**STATED PROBLEM**
Your task is to quote the material that follows, in full and exactly.

**GIVEN RECORDS**

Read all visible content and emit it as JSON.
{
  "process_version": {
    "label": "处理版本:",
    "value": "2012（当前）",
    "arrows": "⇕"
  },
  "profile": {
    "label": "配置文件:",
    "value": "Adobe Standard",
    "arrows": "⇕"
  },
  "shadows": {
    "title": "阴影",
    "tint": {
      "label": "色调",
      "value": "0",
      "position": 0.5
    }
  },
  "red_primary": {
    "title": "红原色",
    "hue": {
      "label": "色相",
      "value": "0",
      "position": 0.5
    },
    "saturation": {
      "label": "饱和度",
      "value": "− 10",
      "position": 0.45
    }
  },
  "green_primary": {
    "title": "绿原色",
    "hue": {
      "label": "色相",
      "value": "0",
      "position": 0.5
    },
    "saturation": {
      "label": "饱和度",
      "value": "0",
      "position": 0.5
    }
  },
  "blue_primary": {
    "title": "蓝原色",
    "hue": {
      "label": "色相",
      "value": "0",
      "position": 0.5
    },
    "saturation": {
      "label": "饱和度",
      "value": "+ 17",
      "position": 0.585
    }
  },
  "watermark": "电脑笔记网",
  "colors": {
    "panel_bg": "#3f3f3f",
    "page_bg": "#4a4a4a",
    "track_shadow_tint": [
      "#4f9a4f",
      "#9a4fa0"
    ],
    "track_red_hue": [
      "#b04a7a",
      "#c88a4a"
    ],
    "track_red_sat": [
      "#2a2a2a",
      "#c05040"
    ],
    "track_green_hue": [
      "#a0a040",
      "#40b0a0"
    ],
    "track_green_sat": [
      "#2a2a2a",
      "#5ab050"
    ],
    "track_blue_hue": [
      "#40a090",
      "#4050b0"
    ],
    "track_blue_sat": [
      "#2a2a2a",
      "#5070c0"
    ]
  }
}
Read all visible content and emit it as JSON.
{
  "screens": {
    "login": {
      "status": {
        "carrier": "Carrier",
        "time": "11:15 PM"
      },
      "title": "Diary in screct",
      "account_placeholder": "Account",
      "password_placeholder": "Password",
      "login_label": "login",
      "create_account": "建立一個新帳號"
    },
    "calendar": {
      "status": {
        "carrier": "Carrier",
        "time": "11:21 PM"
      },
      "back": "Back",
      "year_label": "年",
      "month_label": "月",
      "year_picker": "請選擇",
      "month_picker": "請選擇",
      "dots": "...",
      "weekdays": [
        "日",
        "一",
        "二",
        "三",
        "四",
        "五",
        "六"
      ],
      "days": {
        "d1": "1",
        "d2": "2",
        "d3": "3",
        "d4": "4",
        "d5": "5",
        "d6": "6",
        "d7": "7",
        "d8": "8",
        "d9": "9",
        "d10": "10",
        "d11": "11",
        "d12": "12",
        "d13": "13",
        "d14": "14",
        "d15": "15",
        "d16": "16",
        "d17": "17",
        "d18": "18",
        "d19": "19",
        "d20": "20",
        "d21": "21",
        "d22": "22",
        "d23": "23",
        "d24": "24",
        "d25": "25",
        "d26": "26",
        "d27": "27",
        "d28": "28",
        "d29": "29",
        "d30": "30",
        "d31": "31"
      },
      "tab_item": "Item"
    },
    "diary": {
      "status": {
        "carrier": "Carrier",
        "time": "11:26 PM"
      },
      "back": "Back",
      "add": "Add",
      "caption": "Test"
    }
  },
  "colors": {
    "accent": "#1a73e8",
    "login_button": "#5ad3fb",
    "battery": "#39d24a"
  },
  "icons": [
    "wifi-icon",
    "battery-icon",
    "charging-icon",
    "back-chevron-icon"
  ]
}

**ANSWER TO THE EXERCISE**
Read all visible content and emit it as JSON.
{
  "process_version": {
    "label": "处理版本:",
    "value": "2012（当前）",
    "arrows": "⇕"
  },
  "profile": {
    "label": "配置文件:",
    "value": "Adobe Standard",
    "arrows": "⇕"
  },
  "shadows": {
    "title": "阴影",
    "tint": {
      "label": "色调",
      "value": "0",
      "position": 0.5
    }
  },
  "red_primary": {
    "title": "红原色",
    "hue": {
      "label": "色相",
      "value": "0",
      "position": 0.5
    },
    "saturation": {
      "label": "饱和度",
      "value": "− 10",
      "position": 0.45
    }
  },
  "green_primary": {
    "title": "绿原色",
    "hue": {
      "label": "色相",
      "value": "0",
      "position": 0.5
    },
    "saturation": {
      "label": "饱和度",
      "value": "0",
      "position": 0.5
    }
  },
  "blue_primary": {
    "title": "蓝原色",
    "hue": {
      "label": "色相",
      "value": "0",
      "position": 0.5
    },
    "saturation": {
      "label": "饱和度",
      "value": "+ 17",
      "position": 0.585
    }
  },
  "watermark": "电脑笔记网",
  "colors": {
    "panel_bg": "#3f3f3f",
    "page_bg": "#4a4a4a",
    "track_shadow_tint": [
      "#4f9a4f",
      "#9a4fa0"
    ],
    "track_red_hue": [
      "#b04a7a",
      "#c88a4a"
    ],
    "track_red_sat": [
      "#2a2a2a",
      "#c05040"
    ],
    "track_green_hue": [
      "#a0a040",
      "#40b0a0"
    ],
    "track_green_sat": [
      "#2a2a2a",
      "#5ab050"
    ],
    "track_blue_hue": [
      "#40a090",
      "#4050b0"
    ],
    "track_blue_sat": [
      "#2a2a2a",
      "#5070c0"
    ]
  }
}
Read all visible content and emit it as JSON.
{
  "screens": {
    "login": {
      "status": {
        "carrier": "Carrier",
        "time": "11:15 PM"
      },
      "title": "Diary in screct",
      "account_placeholder": "Account",
      "password_placeholder": "Password",
      "login_label": "login",
      "create_account": "建立一個新帳號"
    },
    "calendar": {
      "status": {
        "carrier": "Carrier",
        "time": "11:21 PM"
      },
      "back": "Back",
      "year_label": "年",
      "month_label": "月",
      "year_picker": "請選擇",
      "month_picker": "請選擇",
      "dots": "...",
      "weekdays": [
        "日",
        "一",
        "二",
        "三",
        "四",
        "五",
        "六"
      ],
      "days": {
        "d1": "1",
        "d2": "2",
        "d3": "3",
        "d4": "4",
        "d5": "5",
        "d6": "6",
        "d7": "7",
        "d8": "8",
        "d9": "9",
        "d10": "10",
        "d11": "11",
        "d12": "12",
        "d13": "13",
        "d14": "14",
        "d15": "15",
        "d16": "16",
        "d17": "17",
        "d18": "18",
        "d19": "19",
        "d20": "20",
        "d21": "21",
        "d22": "22",
        "d23": "23",
        "d24": "24",
        "d25": "25",
        "d26": "26",
        "d27": "27",
        "d28": "28",
        "d29": "29",
        "d30": "30",
        "d31": "31"
      },
      "tab_item": "Item"
    },
    "diary": {
      "status": {
        "carrier": "Carrier",
        "time": "11:26 PM"
      },
      "back": "Back",
      "add": "Add",
      "caption": "Test"
    }
  },
  "colors": {
    "accent": "#1a73e8",
    "login_button": "#5ad3fb",
    "battery": "#39d24a"
  },
  "icons": [
    "wifi-icon",
    "battery-icon",
    "charging-icon",
    "back-chevron-icon"
  ]
}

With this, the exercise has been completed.